▶ [What you have to do] Repeat each entry in full, exactly.

▶ [Data supplied]
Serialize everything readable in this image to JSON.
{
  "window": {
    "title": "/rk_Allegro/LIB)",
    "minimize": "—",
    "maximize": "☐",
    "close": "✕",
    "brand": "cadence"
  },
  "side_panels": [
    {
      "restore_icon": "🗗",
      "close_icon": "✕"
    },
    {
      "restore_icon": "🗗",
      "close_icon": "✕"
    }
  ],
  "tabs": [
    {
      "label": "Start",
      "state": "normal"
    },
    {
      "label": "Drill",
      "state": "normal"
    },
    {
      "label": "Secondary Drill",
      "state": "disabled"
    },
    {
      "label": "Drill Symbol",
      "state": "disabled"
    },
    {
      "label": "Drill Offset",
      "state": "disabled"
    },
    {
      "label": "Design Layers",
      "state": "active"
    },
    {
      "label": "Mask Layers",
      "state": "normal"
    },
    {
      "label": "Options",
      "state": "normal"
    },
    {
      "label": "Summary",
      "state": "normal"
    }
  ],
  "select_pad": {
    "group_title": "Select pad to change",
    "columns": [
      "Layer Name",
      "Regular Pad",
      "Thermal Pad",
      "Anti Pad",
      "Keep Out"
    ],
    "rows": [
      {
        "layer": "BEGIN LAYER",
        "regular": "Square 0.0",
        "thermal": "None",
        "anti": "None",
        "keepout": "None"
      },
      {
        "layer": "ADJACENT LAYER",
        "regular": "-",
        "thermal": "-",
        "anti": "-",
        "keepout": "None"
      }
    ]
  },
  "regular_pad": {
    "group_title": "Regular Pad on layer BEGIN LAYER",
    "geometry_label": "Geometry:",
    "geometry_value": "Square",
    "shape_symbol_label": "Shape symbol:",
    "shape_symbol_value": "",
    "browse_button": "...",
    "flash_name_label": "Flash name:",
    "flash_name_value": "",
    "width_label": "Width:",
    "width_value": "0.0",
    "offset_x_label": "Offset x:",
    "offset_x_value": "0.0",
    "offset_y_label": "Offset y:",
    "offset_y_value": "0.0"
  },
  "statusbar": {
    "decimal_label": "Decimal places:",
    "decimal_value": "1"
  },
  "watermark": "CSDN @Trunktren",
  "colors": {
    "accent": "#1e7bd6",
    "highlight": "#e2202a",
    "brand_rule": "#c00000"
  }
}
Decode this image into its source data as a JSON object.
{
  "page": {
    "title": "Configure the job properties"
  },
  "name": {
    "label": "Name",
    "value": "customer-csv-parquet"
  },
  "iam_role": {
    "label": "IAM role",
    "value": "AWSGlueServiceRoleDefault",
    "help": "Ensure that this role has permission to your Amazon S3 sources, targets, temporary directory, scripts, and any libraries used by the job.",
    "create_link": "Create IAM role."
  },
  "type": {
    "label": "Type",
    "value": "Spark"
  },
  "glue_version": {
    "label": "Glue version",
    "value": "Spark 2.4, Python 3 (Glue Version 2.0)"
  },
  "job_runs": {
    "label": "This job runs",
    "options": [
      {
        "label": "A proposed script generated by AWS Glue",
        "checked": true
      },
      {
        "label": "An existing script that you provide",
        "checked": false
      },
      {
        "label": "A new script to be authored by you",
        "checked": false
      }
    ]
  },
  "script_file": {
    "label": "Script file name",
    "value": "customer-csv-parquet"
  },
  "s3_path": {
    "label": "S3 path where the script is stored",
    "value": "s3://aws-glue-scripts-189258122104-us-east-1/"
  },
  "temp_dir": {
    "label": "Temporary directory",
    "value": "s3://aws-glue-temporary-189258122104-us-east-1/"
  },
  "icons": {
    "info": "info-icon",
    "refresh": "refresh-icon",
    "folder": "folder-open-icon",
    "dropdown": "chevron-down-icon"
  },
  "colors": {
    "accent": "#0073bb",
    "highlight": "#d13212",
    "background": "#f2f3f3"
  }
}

▶ [Exercise solution]
Serialize everything readable in this image to JSON.
{
  "window": {
    "title": "/rk_Allegro/LIB)",
    "minimize": "—",
    "maximize": "☐",
    "close": "✕",
    "brand": "cadence"
  },
  "side_panels": [
    {
      "restore_icon": "🗗",
      "close_icon": "✕"
    },
    {
      "restore_icon": "🗗",
      "close_icon": "✕"
    }
  ],
  "tabs": [
    {
      "label": "Start",
      "state": "normal"
    },
    {
      "label": "Drill",
      "state": "normal"
    },
    {
      "label": "Secondary Drill",
      "state": "disabled"
    },
    {
      "label": "Drill Symbol",
      "state": "disabled"
    },
    {
      "label": "Drill Offset",
      "state": "disabled"
    },
    {
      "label": "Design Layers",
      "state": "active"
    },
    {
      "label": "Mask Layers",
      "state": "normal"
    },
    {
      "label": "Options",
      "state": "normal"
    },
    {
      "label": "Summary",
      "state": "normal"
    }
  ],
  "select_pad": {
    "group_title": "Select pad to change",
    "columns": [
      "Layer Name",
      "Regular Pad",
      "Thermal Pad",
      "Anti Pad",
      "Keep Out"
    ],
    "rows": [
      {
        "layer": "BEGIN LAYER",
        "regular": "Square 0.0",
        "thermal": "None",
        "anti": "None",
        "keepout": "None"
      },
      {
        "layer": "ADJACENT LAYER",
        "regular": "-",
        "thermal": "-",
        "anti": "-",
        "keepout": "None"
      }
    ]
  },
  "regular_pad": {
    "group_title": "Regular Pad on layer BEGIN LAYER",
    "geometry_label": "Geometry:",
    "geometry_value": "Square",
    "shape_symbol_label": "Shape symbol:",
    "shape_symbol_value": "",
    "browse_button": "...",
    "flash_name_label": "Flash name:",
    "flash_name_value": "",
    "width_label": "Width:",
    "width_value": "0.0",
    "offset_x_label": "Offset x:",
    "offset_x_value": "0.0",
    "offset_y_label": "Offset y:",
    "offset_y_value": "0.0"
  },
  "statusbar": {
    "decimal_label": "Decimal places:",
    "decimal_value": "1"
  },
  "watermark": "CSDN @Trunktren",
  "colors": {
    "accent": "#1e7bd6",
    "highlight": "#e2202a",
    "brand_rule": "#c00000"
  }
}
Decode this image into its source data as a JSON object.
{
  "page": {
    "title": "Configure the job properties"
  },
  "name": {
    "label": "Name",
    "value": "customer-csv-parquet"
  },
  "iam_role": {
    "label": "IAM role",
    "value": "AWSGlueServiceRoleDefault",
    "help": "Ensure that this role has permission to your Amazon S3 sources, targets, temporary directory, scripts, and any libraries used by the job.",
    "create_link": "Create IAM role."
  },
  "type": {
    "label": "Type",
    "value": "Spark"
  },
  "glue_version": {
    "label": "Glue version",
    "value": "Spark 2.4, Python 3 (Glue Version 2.0)"
  },
  "job_runs": {
    "label": "This job runs",
    "options": [
      {
        "label": "A proposed script generated by AWS Glue",
        "checked": true
      },
      {
        "label": "An existing script that you provide",
        "checked": false
      },
      {
        "label": "A new script to be authored by you",
        "checked": false
      }
    ]
  },
  "script_file": {
    "label": "Script file name",
    "value": "customer-csv-parquet"
  },
  "s3_path": {
    "label": "S3 path where the script is stored",
    "value": "s3://aws-glue-scripts-189258122104-us-east-1/"
  },
  "temp_dir": {
    "label": "Temporary directory",
    "value": "s3://aws-glue-temporary-189258122104-us-east-1/"
  },
  "icons": {
    "info": "info-icon",
    "refresh": "refresh-icon",
    "folder": "folder-open-icon",
    "dropdown": "chevron-down-icon"
  },
  "colors": {
    "accent": "#0073bb",
    "highlight": "#d13212",
    "background": "#f2f3f3"
  }
}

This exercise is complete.